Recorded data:
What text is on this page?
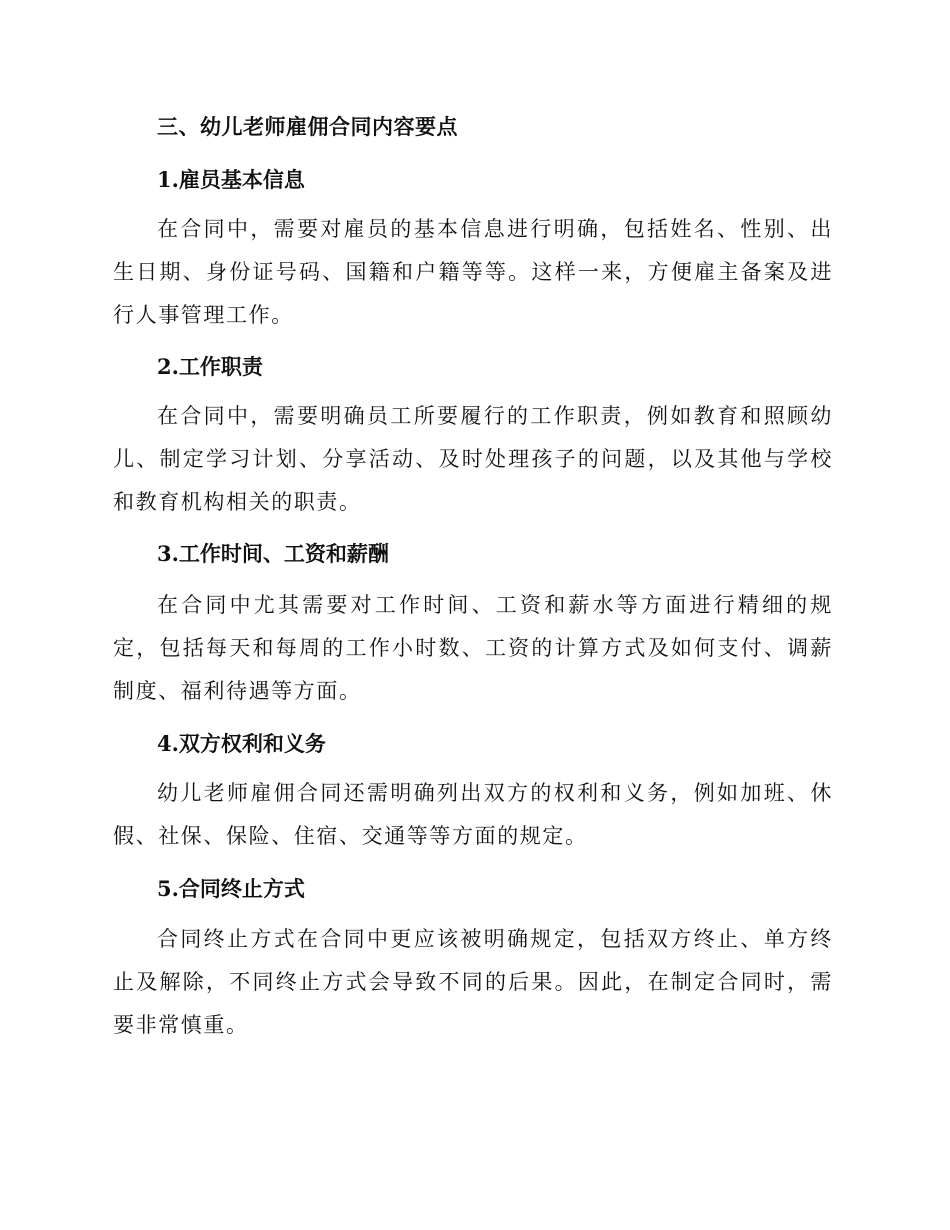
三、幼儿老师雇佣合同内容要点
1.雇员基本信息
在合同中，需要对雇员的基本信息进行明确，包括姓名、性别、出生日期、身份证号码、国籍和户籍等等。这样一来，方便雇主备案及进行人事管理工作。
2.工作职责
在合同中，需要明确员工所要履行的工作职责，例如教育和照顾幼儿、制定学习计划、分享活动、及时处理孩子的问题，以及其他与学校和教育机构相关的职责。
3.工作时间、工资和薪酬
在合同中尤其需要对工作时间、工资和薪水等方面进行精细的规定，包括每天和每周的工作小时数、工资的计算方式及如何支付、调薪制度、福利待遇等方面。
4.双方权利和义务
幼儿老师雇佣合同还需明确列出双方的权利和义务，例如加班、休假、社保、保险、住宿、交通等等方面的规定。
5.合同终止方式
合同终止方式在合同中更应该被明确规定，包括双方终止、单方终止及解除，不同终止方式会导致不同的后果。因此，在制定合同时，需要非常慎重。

- _Task directions_
Return all the entries word for word, but omit any pictures they contain.

- _Answer to the task_
What text is on this page?
三、幼儿老师雇佣合同内容要点
1.雇员基本信息
在合同中，需要对雇员的基本信息进行明确，包括姓名、性别、出生日期、身份证号码、国籍和户籍等等。这样一来，方便雇主备案及进行人事管理工作。
2.工作职责
在合同中，需要明确员工所要履行的工作职责，例如教育和照顾幼儿、制定学习计划、分享活动、及时处理孩子的问题，以及其他与学校和教育机构相关的职责。
3.工作时间、工资和薪酬
在合同中尤其需要对工作时间、工资和薪水等方面进行精细的规定，包括每天和每周的工作小时数、工资的计算方式及如何支付、调薪制度、福利待遇等方面。
4.双方权利和义务
幼儿老师雇佣合同还需明确列出双方的权利和义务，例如加班、休假、社保、保险、住宿、交通等等方面的规定。
5.合同终止方式
合同终止方式在合同中更应该被明确规定，包括双方终止、单方终止及解除，不同终止方式会导致不同的后果。因此，在制定合同时，需要非常慎重。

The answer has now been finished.